_Given instruction_.
Within the material below, find each line bearing the word "from" and present it.
>>>>
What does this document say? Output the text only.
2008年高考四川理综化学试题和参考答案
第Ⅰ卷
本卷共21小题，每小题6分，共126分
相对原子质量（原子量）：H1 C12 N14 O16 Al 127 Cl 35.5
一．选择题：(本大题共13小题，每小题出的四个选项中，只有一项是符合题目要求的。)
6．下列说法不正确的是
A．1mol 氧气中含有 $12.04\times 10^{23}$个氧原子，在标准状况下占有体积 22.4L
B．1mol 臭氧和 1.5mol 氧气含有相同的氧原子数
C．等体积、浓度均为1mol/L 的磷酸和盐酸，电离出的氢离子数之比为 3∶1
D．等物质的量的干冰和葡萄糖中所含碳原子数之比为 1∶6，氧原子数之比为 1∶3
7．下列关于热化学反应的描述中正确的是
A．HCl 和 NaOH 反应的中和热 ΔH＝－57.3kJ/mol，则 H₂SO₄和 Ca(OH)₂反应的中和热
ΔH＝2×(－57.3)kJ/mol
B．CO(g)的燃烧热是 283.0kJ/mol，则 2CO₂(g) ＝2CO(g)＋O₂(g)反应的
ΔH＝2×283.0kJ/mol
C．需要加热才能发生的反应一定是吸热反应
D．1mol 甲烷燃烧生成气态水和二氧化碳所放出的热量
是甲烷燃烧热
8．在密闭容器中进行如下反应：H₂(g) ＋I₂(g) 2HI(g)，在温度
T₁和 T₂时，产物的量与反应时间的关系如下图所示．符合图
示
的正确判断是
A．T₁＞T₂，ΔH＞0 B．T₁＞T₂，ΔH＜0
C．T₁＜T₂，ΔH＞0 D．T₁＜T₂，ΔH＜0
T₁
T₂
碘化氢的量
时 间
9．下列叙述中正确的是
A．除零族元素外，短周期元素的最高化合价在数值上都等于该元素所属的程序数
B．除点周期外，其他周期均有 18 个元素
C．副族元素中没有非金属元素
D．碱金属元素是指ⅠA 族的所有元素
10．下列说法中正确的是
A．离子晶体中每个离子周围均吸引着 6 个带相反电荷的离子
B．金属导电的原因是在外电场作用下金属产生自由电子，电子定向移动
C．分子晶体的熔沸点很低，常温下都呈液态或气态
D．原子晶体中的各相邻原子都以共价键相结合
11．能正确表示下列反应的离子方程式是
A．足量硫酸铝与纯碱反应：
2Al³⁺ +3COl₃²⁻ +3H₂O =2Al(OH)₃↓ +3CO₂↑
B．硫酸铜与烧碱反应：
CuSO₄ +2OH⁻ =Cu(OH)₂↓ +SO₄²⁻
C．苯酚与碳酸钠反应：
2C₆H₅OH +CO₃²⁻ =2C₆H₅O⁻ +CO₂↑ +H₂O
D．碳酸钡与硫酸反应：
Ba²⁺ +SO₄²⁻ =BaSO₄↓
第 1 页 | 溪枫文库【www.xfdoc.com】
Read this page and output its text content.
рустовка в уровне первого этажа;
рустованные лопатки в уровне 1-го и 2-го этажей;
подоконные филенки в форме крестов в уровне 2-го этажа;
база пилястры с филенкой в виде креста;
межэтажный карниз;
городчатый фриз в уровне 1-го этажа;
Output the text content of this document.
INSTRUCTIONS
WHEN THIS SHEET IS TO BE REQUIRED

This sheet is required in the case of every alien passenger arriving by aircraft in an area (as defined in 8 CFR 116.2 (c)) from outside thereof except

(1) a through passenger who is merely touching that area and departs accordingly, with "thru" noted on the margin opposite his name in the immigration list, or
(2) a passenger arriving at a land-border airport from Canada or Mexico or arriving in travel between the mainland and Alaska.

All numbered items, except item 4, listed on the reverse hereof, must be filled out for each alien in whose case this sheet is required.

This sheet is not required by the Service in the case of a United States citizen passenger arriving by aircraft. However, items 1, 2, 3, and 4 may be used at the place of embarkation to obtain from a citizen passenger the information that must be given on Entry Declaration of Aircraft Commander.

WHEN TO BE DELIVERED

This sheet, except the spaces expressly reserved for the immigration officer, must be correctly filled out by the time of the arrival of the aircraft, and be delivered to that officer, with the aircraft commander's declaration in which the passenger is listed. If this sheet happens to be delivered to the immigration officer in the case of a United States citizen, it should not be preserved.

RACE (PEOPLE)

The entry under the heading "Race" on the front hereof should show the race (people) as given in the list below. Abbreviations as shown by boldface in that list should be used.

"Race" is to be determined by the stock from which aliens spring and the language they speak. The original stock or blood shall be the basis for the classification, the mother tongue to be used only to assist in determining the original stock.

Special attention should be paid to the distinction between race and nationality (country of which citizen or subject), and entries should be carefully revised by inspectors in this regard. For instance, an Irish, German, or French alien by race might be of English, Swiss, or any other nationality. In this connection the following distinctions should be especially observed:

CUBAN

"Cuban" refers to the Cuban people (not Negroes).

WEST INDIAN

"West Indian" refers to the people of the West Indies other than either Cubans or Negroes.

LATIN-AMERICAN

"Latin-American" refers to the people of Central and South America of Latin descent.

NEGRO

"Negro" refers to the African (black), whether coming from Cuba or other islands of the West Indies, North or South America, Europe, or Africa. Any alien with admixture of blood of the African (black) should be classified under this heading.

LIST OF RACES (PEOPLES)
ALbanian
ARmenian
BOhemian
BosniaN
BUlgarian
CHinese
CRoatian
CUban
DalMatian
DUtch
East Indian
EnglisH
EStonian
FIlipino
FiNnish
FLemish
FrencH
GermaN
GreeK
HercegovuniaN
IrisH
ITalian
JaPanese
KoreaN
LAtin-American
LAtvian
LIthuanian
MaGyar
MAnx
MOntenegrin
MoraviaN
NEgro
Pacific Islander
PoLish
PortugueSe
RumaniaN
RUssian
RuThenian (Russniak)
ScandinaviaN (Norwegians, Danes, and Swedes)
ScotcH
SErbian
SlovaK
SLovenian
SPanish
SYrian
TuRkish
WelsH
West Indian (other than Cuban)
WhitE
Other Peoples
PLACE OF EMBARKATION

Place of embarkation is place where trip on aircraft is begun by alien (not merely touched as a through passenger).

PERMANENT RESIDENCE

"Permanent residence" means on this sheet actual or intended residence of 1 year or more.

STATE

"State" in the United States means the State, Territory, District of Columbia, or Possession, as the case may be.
<<<<
_Task output_.
This sheet is required in the case of every alien passenger arriving by aircraft in an area (as defined in 8 CFR 116.2 (c)) from outside thereof except
(2) a passenger arriving at a land-border airport from Canada or Mexico or arriving in travel between the mainland and Alaska.
This sheet is not required by the Service in the case of a United States citizen passenger arriving by aircraft. However, items 1, 2, 3, and 4 may be used at the place of embarkation to obtain from a citizen passenger the information that must be given on Entry Declaration of Aircraft Commander.
"Race" is to be determined by the stock from which aliens spring and the language they speak. The original stock or blood shall be the basis for the classification, the mother tongue to be used only to assist in determining the original stock.
"Negro" refers to the African (black), whether coming from Cuba or other islands of the West Indies, North or South America, Europe, or Africa. Any alien with admixture of blood of the African (black) should be classified under this heading.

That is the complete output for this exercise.